DIRECTIONS
Would you copy out the whole listing exactly as given?

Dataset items
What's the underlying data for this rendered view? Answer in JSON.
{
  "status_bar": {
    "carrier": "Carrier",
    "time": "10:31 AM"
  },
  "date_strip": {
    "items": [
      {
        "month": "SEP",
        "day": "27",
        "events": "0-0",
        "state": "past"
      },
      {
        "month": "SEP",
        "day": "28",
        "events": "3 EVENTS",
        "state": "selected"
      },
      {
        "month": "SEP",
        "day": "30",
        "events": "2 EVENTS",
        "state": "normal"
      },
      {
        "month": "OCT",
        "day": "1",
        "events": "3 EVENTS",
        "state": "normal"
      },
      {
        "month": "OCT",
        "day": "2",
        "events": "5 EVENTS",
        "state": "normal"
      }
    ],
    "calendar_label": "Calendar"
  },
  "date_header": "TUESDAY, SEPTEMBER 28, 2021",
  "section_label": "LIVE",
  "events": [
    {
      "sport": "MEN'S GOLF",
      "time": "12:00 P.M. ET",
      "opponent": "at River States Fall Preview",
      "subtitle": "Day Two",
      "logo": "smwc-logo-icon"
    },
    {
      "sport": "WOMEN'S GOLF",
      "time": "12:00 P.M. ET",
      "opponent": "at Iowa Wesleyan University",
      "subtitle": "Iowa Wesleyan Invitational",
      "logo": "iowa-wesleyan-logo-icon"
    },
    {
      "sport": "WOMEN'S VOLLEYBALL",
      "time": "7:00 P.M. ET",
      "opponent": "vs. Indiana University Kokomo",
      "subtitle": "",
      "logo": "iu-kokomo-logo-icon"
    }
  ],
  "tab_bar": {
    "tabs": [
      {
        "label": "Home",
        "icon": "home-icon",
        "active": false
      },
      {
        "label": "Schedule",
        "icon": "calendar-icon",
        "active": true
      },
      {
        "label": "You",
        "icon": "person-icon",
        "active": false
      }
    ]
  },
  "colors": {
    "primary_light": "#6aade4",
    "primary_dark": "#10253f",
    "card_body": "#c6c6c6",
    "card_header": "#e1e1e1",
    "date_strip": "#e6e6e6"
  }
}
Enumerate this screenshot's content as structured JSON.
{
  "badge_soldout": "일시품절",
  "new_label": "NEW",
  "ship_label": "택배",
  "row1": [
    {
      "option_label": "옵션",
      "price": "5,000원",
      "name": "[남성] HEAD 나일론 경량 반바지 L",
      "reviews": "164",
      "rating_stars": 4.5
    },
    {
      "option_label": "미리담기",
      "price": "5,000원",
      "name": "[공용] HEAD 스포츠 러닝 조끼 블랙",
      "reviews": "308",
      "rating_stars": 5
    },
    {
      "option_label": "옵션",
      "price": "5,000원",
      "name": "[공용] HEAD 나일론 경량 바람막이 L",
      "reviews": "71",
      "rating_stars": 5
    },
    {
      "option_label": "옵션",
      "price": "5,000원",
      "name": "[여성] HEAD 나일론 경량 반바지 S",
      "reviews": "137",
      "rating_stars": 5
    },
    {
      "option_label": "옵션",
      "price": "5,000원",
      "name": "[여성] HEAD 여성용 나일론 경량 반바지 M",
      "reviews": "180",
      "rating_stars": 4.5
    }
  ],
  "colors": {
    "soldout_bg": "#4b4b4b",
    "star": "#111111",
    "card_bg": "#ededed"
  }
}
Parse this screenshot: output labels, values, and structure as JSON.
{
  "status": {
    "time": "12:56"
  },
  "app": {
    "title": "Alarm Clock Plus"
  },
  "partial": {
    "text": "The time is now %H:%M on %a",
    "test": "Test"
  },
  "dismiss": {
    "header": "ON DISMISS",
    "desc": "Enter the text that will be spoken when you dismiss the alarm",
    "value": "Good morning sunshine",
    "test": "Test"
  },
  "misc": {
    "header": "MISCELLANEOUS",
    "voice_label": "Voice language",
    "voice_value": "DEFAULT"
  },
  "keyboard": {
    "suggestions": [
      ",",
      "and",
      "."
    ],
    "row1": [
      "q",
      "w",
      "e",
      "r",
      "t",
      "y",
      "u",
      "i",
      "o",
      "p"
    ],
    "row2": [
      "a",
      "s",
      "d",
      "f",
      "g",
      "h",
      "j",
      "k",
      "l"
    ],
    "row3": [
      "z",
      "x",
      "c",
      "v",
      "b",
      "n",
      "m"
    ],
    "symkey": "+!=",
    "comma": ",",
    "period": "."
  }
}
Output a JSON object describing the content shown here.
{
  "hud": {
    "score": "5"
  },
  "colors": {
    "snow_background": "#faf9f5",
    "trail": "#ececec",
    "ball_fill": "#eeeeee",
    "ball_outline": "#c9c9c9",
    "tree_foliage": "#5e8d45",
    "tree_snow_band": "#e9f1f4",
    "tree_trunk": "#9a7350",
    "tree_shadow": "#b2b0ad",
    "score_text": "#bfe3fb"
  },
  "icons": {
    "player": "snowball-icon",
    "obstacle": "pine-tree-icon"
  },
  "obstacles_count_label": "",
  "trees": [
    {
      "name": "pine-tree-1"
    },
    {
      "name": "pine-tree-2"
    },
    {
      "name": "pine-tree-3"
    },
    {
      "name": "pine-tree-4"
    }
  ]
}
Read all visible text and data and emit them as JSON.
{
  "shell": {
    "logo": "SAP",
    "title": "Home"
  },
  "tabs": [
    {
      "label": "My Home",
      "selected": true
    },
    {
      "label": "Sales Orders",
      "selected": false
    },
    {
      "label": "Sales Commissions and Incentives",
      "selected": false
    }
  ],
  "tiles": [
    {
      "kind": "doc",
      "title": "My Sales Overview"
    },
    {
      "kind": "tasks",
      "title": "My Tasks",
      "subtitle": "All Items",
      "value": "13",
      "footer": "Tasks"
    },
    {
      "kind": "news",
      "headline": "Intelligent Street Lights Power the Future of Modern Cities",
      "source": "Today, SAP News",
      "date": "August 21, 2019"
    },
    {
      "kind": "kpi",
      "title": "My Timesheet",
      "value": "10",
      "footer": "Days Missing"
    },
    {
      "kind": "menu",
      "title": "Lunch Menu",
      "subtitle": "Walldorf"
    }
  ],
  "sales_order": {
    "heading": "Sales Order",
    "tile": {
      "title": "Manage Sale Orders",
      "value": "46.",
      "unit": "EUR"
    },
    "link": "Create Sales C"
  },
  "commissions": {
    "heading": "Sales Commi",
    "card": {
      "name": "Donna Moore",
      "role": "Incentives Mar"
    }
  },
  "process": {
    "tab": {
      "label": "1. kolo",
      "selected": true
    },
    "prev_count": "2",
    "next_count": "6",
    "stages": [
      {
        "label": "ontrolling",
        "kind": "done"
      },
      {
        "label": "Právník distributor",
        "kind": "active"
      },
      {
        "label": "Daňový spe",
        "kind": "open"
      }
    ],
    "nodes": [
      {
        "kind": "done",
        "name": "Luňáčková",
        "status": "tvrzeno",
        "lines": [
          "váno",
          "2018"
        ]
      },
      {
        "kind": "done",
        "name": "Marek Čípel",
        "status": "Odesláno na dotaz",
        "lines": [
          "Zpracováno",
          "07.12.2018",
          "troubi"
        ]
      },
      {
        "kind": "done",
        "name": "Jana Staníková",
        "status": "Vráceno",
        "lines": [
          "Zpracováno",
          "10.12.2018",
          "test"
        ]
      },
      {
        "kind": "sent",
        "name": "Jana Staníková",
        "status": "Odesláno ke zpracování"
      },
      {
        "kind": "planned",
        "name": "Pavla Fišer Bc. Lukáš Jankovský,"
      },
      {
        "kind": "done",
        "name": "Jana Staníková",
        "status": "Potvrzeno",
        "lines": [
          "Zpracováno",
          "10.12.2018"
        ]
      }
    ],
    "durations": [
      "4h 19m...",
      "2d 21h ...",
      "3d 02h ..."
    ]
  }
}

CORRECT RESPONSE
What's the underlying data for this rendered view? Answer in JSON.
{
  "status_bar": {
    "carrier": "Carrier",
    "time": "10:31 AM"
  },
  "date_strip": {
    "items": [
      {
        "month": "SEP",
        "day": "27",
        "events": "0-0",
        "state": "past"
      },
      {
        "month": "SEP",
        "day": "28",
        "events": "3 EVENTS",
        "state": "selected"
      },
      {
        "month": "SEP",
        "day": "30",
        "events": "2 EVENTS",
        "state": "normal"
      },
      {
        "month": "OCT",
        "day": "1",
        "events": "3 EVENTS",
        "state": "normal"
      },
      {
        "month": "OCT",
        "day": "2",
        "events": "5 EVENTS",
        "state": "normal"
      }
    ],
    "calendar_label": "Calendar"
  },
  "date_header": "TUESDAY, SEPTEMBER 28, 2021",
  "section_label": "LIVE",
  "events": [
    {
      "sport": "MEN'S GOLF",
      "time": "12:00 P.M. ET",
      "opponent": "at River States Fall Preview",
      "subtitle": "Day Two",
      "logo": "smwc-logo-icon"
    },
    {
      "sport": "WOMEN'S GOLF",
      "time": "12:00 P.M. ET",
      "opponent": "at Iowa Wesleyan University",
      "subtitle": "Iowa Wesleyan Invitational",
      "logo": "iowa-wesleyan-logo-icon"
    },
    {
      "sport": "WOMEN'S VOLLEYBALL",
      "time": "7:00 P.M. ET",
      "opponent": "vs. Indiana University Kokomo",
      "subtitle": "",
      "logo": "iu-kokomo-logo-icon"
    }
  ],
  "tab_bar": {
    "tabs": [
      {
        "label": "Home",
        "icon": "home-icon",
        "active": false
      },
      {
        "label": "Schedule",
        "icon": "calendar-icon",
        "active": true
      },
      {
        "label": "You",
        "icon": "person-icon",
        "active": false
      }
    ]
  },
  "colors": {
    "primary_light": "#6aade4",
    "primary_dark": "#10253f",
    "card_body": "#c6c6c6",
    "card_header": "#e1e1e1",
    "date_strip": "#e6e6e6"
  }
}
Enumerate this screenshot's content as structured JSON.
{
  "badge_soldout": "일시품절",
  "new_label": "NEW",
  "ship_label": "택배",
  "row1": [
    {
      "option_label": "옵션",
      "price": "5,000원",
      "name": "[남성] HEAD 나일론 경량 반바지 L",
      "reviews": "164",
      "rating_stars": 4.5
    },
    {
      "option_label": "미리담기",
      "price": "5,000원",
      "name": "[공용] HEAD 스포츠 러닝 조끼 블랙",
      "reviews": "308",
      "rating_stars": 5
    },
    {
      "option_label": "옵션",
      "price": "5,000원",
      "name": "[공용] HEAD 나일론 경량 바람막이 L",
      "reviews": "71",
      "rating_stars": 5
    },
    {
      "option_label": "옵션",
      "price": "5,000원",
      "name": "[여성] HEAD 나일론 경량 반바지 S",
      "reviews": "137",
      "rating_stars": 5
    },
    {
      "option_label": "옵션",
      "price": "5,000원",
      "name": "[여성] HEAD 여성용 나일론 경량 반바지 M",
      "reviews": "180",
      "rating_stars": 4.5
    }
  ],
  "colors": {
    "soldout_bg": "#4b4b4b",
    "star": "#111111",
    "card_bg": "#ededed"
  }
}
Parse this screenshot: output labels, values, and structure as JSON.
{
  "status": {
    "time": "12:56"
  },
  "app": {
    "title": "Alarm Clock Plus"
  },
  "partial": {
    "text": "The time is now %H:%M on %a",
    "test": "Test"
  },
  "dismiss": {
    "header": "ON DISMISS",
    "desc": "Enter the text that will be spoken when you dismiss the alarm",
    "value": "Good morning sunshine",
    "test": "Test"
  },
  "misc": {
    "header": "MISCELLANEOUS",
    "voice_label": "Voice language",
    "voice_value": "DEFAULT"
  },
  "keyboard": {
    "suggestions": [
      ",",
      "and",
      "."
    ],
    "row1": [
      "q",
      "w",
      "e",
      "r",
      "t",
      "y",
      "u",
      "i",
      "o",
      "p"
    ],
    "row2": [
      "a",
      "s",
      "d",
      "f",
      "g",
      "h",
      "j",
      "k",
      "l"
    ],
    "row3": [
      "z",
      "x",
      "c",
      "v",
      "b",
      "n",
      "m"
    ],
    "symkey": "+!=",
    "comma": ",",
    "period": "."
  }
}
Output a JSON object describing the content shown here.
{
  "hud": {
    "score": "5"
  },
  "colors": {
    "snow_background": "#faf9f5",
    "trail": "#ececec",
    "ball_fill": "#eeeeee",
    "ball_outline": "#c9c9c9",
    "tree_foliage": "#5e8d45",
    "tree_snow_band": "#e9f1f4",
    "tree_trunk": "#9a7350",
    "tree_shadow": "#b2b0ad",
    "score_text": "#bfe3fb"
  },
  "icons": {
    "player": "snowball-icon",
    "obstacle": "pine-tree-icon"
  },
  "obstacles_count_label": "",
  "trees": [
    {
      "name": "pine-tree-1"
    },
    {
      "name": "pine-tree-2"
    },
    {
      "name": "pine-tree-3"
    },
    {
      "name": "pine-tree-4"
    }
  ]
}
Read all visible text and data and emit them as JSON.
{
  "shell": {
    "logo": "SAP",
    "title": "Home"
  },
  "tabs": [
    {
      "label": "My Home",
      "selected": true
    },
    {
      "label": "Sales Orders",
      "selected": false
    },
    {
      "label": "Sales Commissions and Incentives",
      "selected": false
    }
  ],
  "tiles": [
    {
      "kind": "doc",
      "title": "My Sales Overview"
    },
    {
      "kind": "tasks",
      "title": "My Tasks",
      "subtitle": "All Items",
      "value": "13",
      "footer": "Tasks"
    },
    {
      "kind": "news",
      "headline": "Intelligent Street Lights Power the Future of Modern Cities",
      "source": "Today, SAP News",
      "date": "August 21, 2019"
    },
    {
      "kind": "kpi",
      "title": "My Timesheet",
      "value": "10",
      "footer": "Days Missing"
    },
    {
      "kind": "menu",
      "title": "Lunch Menu",
      "subtitle": "Walldorf"
    }
  ],
  "sales_order": {
    "heading": "Sales Order",
    "tile": {
      "title": "Manage Sale Orders",
      "value": "46.",
      "unit": "EUR"
    },
    "link": "Create Sales C"
  },
  "commissions": {
    "heading": "Sales Commi",
    "card": {
      "name": "Donna Moore",
      "role": "Incentives Mar"
    }
  },
  "process": {
    "tab": {
      "label": "1. kolo",
      "selected": true
    },
    "prev_count": "2",
    "next_count": "6",
    "stages": [
      {
        "label": "ontrolling",
        "kind": "done"
      },
      {
        "label": "Právník distributor",
        "kind": "active"
      },
      {
        "label": "Daňový spe",
        "kind": "open"
      }
    ],
    "nodes": [
      {
        "kind": "done",
        "name": "Luňáčková",
        "status": "tvrzeno",
        "lines": [
          "váno",
          "2018"
        ]
      },
      {
        "kind": "done",
        "name": "Marek Čípel",
        "status": "Odesláno na dotaz",
        "lines": [
          "Zpracováno",
          "07.12.2018",
          "troubi"
        ]
      },
      {
        "kind": "done",
        "name": "Jana Staníková",
        "status": "Vráceno",
        "lines": [
          "Zpracováno",
          "10.12.2018",
          "test"
        ]
      },
      {
        "kind": "sent",
        "name": "Jana Staníková",
        "status": "Odesláno ke zpracování"
      },
      {
        "kind": "planned",
        "name": "Pavla Fišer Bc. Lukáš Jankovský,"
      },
      {
        "kind": "done",
        "name": "Jana Staníková",
        "status": "Potvrzeno",
        "lines": [
          "Zpracováno",
          "10.12.2018"
        ]
      }
    ],
    "durations": [
      "4h 19m...",
      "2d 21h ...",
      "3d 02h ..."
    ]
  }
}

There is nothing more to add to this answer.